(Your objective): Keep only the lines where "Compra" appears.
--- Start ---
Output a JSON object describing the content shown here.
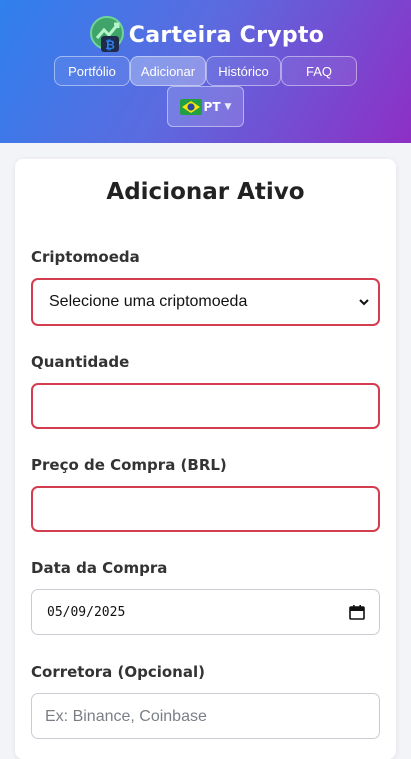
{
  "app": {
    "title": "Carteira Crypto"
  },
  "nav": {
    "items": [
      {
        "label": "Portfólio"
      },
      {
        "label": "Adicionar"
      },
      {
        "label": "Histórico"
      },
      {
        "label": "FAQ"
      }
    ],
    "active": "Adicionar"
  },
  "language": {
    "code": "PT",
    "flag": "brazil-flag-icon"
  },
  "form": {
    "title": "Adicionar Ativo",
    "crypto": {
      "label": "Criptomoeda",
      "value": "Selecione uma criptomoeda"
    },
    "quantity": {
      "label": "Quantidade",
      "value": ""
    },
    "price": {
      "label": "Preço de Compra (BRL)",
      "value": ""
    },
    "date": {
      "label": "Data da Compra",
      "value": "05/09/2025"
    },
    "broker": {
      "label": "Corretora (Opcional)",
      "placeholder": "Ex: Binance, Coinbase"
    }
  },
  "colors": {
    "header_start": "#2f80ed",
    "header_end": "#8e2fc4",
    "error_border": "#d43d4f"
  }
}
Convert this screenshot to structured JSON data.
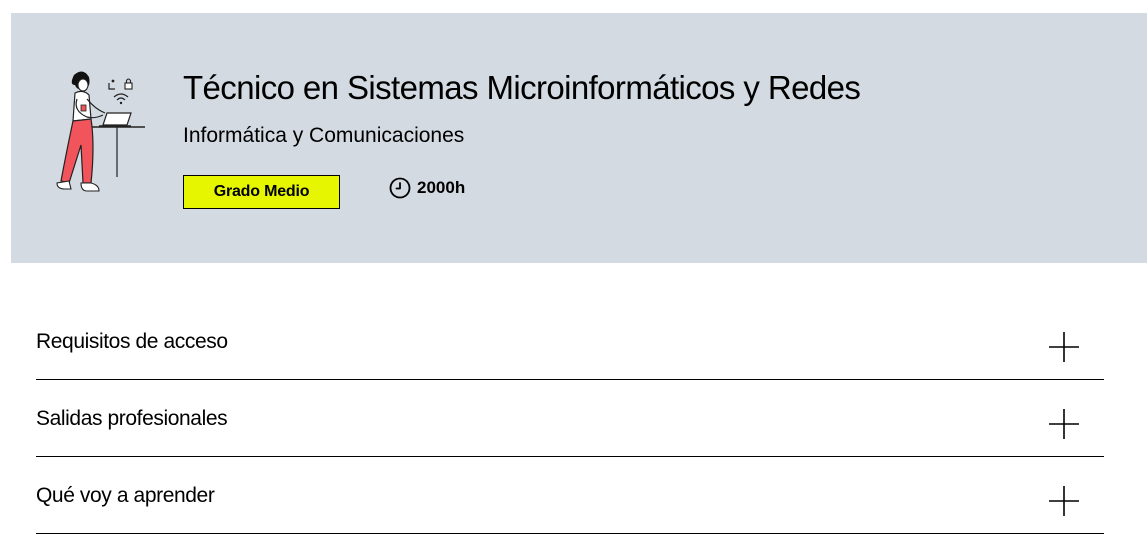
{
  "course": {
    "title": "Técnico en Sistemas Microinformáticos y Redes",
    "family": "Informática y Comunicaciones",
    "level": "Grado Medio",
    "duration": "2000h"
  },
  "accordion": {
    "items": [
      {
        "label": "Requisitos de acceso"
      },
      {
        "label": "Salidas profesionales"
      },
      {
        "label": "Qué voy a aprender"
      }
    ]
  },
  "icons": {
    "illustration": "person-at-laptop-illustration",
    "duration": "clock-icon",
    "expand": "plus-icon"
  },
  "colors": {
    "hero_background": "#d3dae1",
    "badge_background": "#e6f500",
    "illustration_accent": "#f2545b"
  }
}
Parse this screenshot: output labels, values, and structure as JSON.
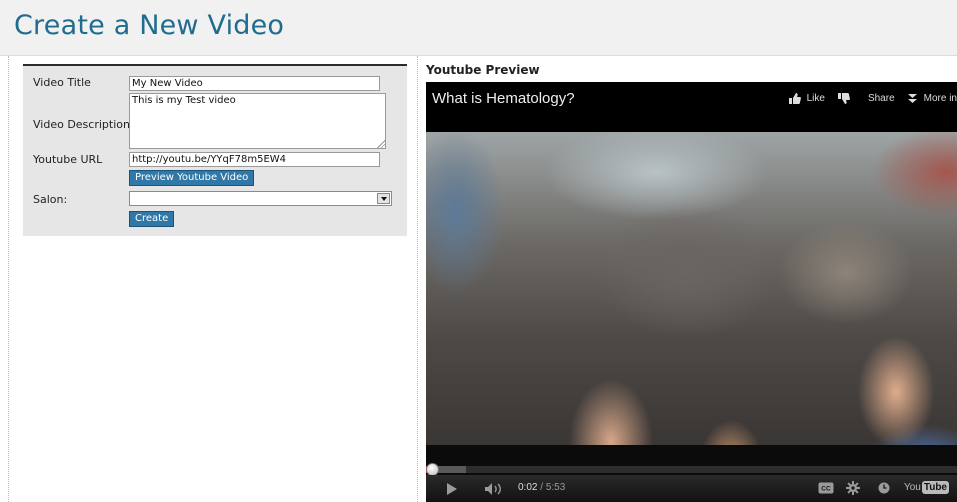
{
  "page": {
    "title": "Create a New Video"
  },
  "form": {
    "video_title_label": "Video Title",
    "video_title_value": "My New Video",
    "video_description_label": "Video Description",
    "video_description_value": "This is my Test video",
    "youtube_url_label": "Youtube URL",
    "youtube_url_value": "http://youtu.be/YYqF78m5EW4",
    "preview_button_label": "Preview Youtube Video",
    "salon_label": "Salon:",
    "salon_selected": "",
    "create_button_label": "Create"
  },
  "preview": {
    "heading": "Youtube Preview",
    "video_title": "What is Hematology?",
    "like_label": "Like",
    "share_label": "Share",
    "more_label": "More in",
    "current_time": "0:02",
    "time_separator": " / ",
    "duration": "5:53",
    "played_fraction": 0.006,
    "loaded_fraction": 0.075,
    "logo_you": "You",
    "logo_tube": "Tube"
  },
  "colors": {
    "title_blue": "#1f6c8e",
    "button_blue": "#2f78a8",
    "progress_red": "#c4302b"
  },
  "icons": {
    "like": "thumbs-up-icon",
    "dislike": "thumbs-down-icon",
    "more": "chevron-double-down-icon",
    "play": "play-icon",
    "volume": "volume-icon",
    "captions": "closed-captions-icon",
    "settings": "gear-icon",
    "watch_later": "clock-icon"
  }
}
--- End ---
(In response):
      "label": "Preço de Compra (BRL)",
      "label": "Data da Compra",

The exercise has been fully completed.